== INPUT MATERIAL ==
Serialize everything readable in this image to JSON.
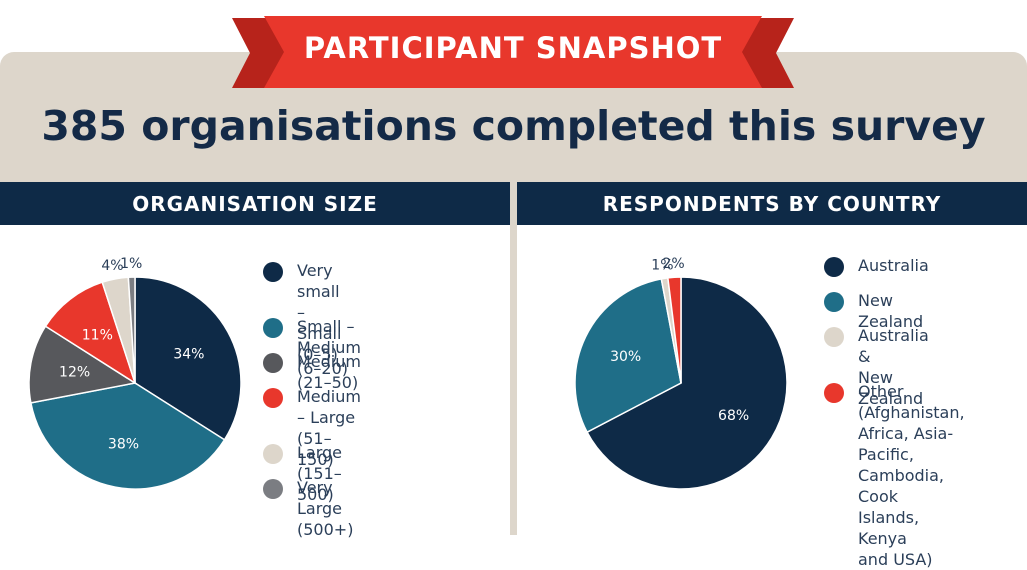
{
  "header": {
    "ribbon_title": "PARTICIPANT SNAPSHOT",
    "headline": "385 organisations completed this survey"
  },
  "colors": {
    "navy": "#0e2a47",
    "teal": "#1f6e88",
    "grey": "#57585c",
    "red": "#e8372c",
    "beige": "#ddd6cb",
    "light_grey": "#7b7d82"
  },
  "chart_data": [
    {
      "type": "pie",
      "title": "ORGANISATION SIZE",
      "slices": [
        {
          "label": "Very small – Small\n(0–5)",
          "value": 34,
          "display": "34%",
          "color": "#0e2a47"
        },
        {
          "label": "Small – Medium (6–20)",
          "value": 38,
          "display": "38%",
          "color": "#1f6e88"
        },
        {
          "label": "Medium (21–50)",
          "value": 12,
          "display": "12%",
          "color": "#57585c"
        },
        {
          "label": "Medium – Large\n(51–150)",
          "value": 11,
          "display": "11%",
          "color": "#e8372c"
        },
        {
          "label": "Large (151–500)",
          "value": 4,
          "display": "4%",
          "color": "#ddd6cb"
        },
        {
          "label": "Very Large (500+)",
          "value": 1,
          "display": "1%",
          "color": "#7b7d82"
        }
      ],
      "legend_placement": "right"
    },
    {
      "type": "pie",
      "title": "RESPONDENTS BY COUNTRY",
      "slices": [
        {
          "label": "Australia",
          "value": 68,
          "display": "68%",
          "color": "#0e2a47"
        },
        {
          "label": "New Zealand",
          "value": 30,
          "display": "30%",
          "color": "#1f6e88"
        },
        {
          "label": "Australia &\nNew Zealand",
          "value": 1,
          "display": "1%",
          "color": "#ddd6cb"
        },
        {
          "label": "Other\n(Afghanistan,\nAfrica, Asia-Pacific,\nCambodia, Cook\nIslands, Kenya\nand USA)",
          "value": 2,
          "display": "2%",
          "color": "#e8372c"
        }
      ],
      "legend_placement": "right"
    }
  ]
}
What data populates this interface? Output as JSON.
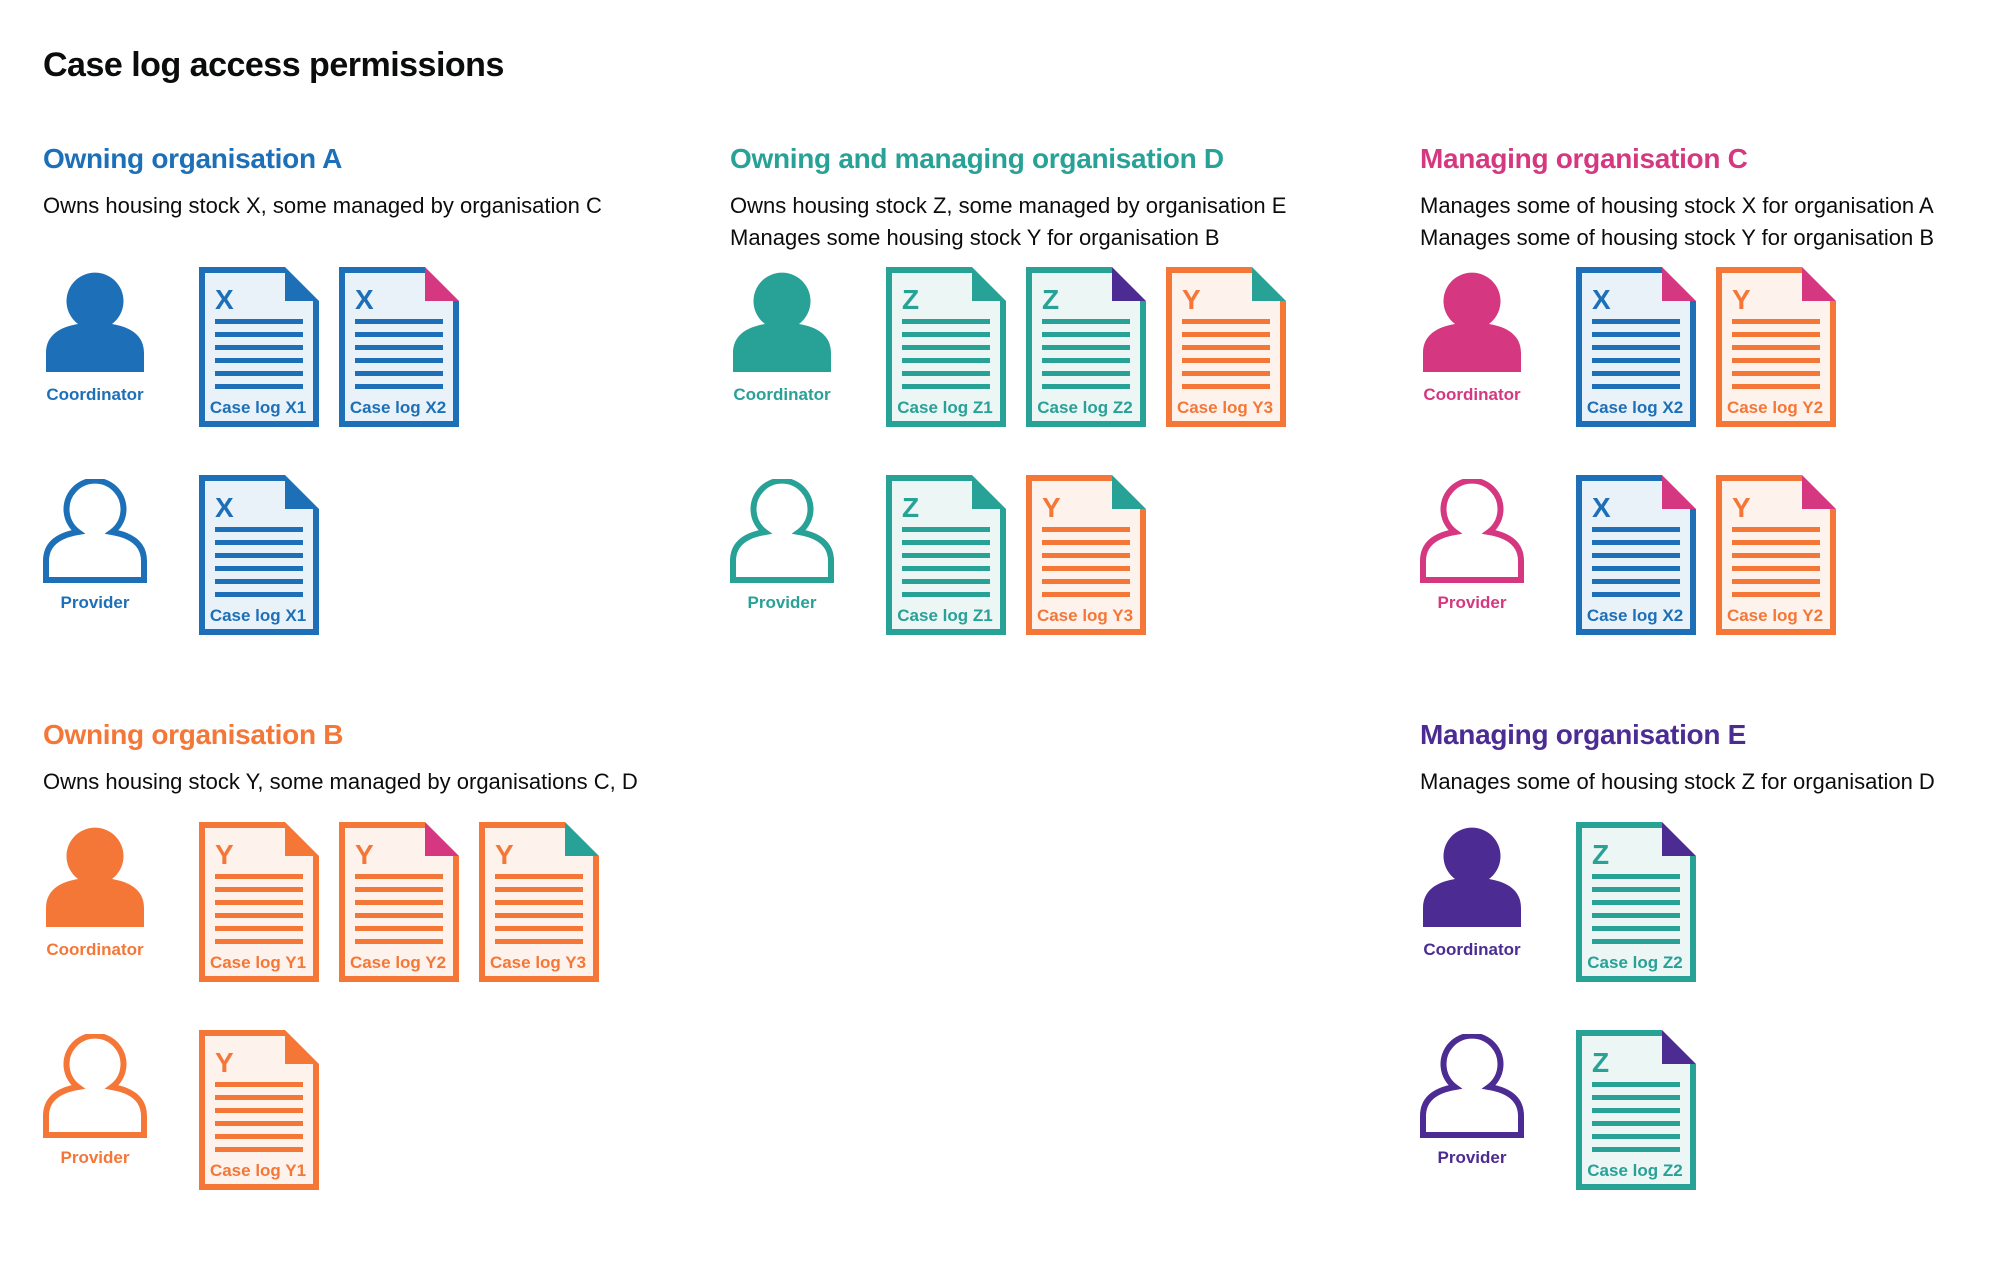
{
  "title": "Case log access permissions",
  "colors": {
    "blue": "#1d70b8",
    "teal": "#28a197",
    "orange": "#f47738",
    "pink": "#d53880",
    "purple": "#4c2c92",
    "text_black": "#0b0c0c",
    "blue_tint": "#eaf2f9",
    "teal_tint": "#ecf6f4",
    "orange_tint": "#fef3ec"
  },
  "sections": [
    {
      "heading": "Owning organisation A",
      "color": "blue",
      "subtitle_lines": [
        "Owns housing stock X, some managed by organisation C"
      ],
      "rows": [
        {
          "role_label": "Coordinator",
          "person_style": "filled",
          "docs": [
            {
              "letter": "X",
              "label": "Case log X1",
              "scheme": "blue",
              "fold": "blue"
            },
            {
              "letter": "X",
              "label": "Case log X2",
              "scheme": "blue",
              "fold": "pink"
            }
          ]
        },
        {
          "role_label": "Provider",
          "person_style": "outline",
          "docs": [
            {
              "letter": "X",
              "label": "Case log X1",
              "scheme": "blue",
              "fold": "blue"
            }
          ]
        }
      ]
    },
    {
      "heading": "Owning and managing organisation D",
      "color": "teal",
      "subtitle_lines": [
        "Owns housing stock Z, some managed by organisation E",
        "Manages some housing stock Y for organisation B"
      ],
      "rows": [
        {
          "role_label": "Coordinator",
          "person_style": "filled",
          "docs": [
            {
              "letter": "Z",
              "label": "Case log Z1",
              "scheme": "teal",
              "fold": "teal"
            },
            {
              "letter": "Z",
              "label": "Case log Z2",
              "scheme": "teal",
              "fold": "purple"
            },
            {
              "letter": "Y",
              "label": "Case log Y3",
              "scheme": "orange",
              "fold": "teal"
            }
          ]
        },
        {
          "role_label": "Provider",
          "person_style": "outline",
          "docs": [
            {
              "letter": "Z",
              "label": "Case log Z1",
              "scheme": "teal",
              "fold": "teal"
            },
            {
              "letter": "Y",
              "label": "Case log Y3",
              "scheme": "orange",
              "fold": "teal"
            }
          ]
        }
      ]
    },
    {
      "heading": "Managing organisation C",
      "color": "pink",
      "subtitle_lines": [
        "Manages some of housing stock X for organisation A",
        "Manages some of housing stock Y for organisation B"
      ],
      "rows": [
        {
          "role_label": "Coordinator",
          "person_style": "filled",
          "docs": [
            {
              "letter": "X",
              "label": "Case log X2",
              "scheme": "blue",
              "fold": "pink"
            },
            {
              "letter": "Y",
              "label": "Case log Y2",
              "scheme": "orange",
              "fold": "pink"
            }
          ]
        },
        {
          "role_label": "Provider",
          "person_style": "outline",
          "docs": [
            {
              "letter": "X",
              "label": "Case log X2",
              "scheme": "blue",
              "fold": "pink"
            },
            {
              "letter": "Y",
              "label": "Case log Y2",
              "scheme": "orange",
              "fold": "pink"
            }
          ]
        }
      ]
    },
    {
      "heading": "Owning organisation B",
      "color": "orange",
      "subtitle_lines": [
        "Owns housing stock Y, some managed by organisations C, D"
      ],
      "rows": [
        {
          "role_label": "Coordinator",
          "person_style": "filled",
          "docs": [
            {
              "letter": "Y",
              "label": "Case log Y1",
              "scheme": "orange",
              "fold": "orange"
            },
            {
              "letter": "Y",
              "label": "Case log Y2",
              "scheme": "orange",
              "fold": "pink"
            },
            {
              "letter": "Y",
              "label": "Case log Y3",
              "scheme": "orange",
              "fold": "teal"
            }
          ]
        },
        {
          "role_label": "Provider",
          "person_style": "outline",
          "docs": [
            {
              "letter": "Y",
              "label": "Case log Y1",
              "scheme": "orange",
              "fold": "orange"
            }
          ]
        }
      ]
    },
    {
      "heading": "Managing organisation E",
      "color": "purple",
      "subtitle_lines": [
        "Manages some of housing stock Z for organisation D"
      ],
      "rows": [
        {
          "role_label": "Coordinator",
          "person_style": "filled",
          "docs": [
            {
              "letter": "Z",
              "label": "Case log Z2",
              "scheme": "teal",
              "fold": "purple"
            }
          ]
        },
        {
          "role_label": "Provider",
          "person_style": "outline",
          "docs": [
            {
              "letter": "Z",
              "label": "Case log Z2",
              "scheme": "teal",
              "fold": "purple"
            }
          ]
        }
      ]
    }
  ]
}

* * *

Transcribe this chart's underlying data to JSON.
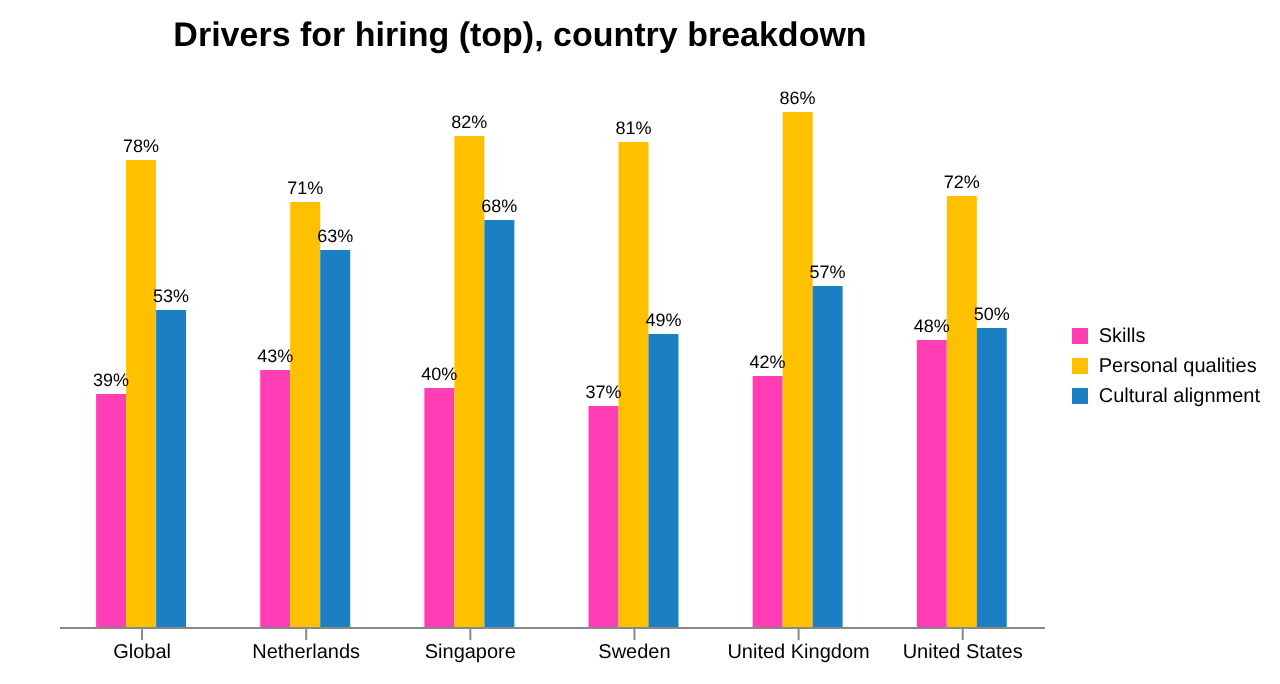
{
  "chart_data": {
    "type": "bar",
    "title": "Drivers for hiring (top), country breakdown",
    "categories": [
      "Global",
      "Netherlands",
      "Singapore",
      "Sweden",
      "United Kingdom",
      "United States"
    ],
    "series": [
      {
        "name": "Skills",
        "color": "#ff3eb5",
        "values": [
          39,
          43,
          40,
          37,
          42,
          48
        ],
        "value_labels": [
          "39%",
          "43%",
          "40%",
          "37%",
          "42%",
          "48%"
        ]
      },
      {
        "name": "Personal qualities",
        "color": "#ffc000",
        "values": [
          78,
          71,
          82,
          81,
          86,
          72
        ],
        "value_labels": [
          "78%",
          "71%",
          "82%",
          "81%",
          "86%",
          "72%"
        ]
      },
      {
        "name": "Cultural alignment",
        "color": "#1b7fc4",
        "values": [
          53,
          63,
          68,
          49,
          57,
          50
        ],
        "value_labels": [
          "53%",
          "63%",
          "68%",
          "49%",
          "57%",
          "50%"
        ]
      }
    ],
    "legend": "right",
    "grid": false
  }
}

== JOB ==
Your answer should be a single number: the count of lines containing the word "heading".

== THE ANSWER ==
5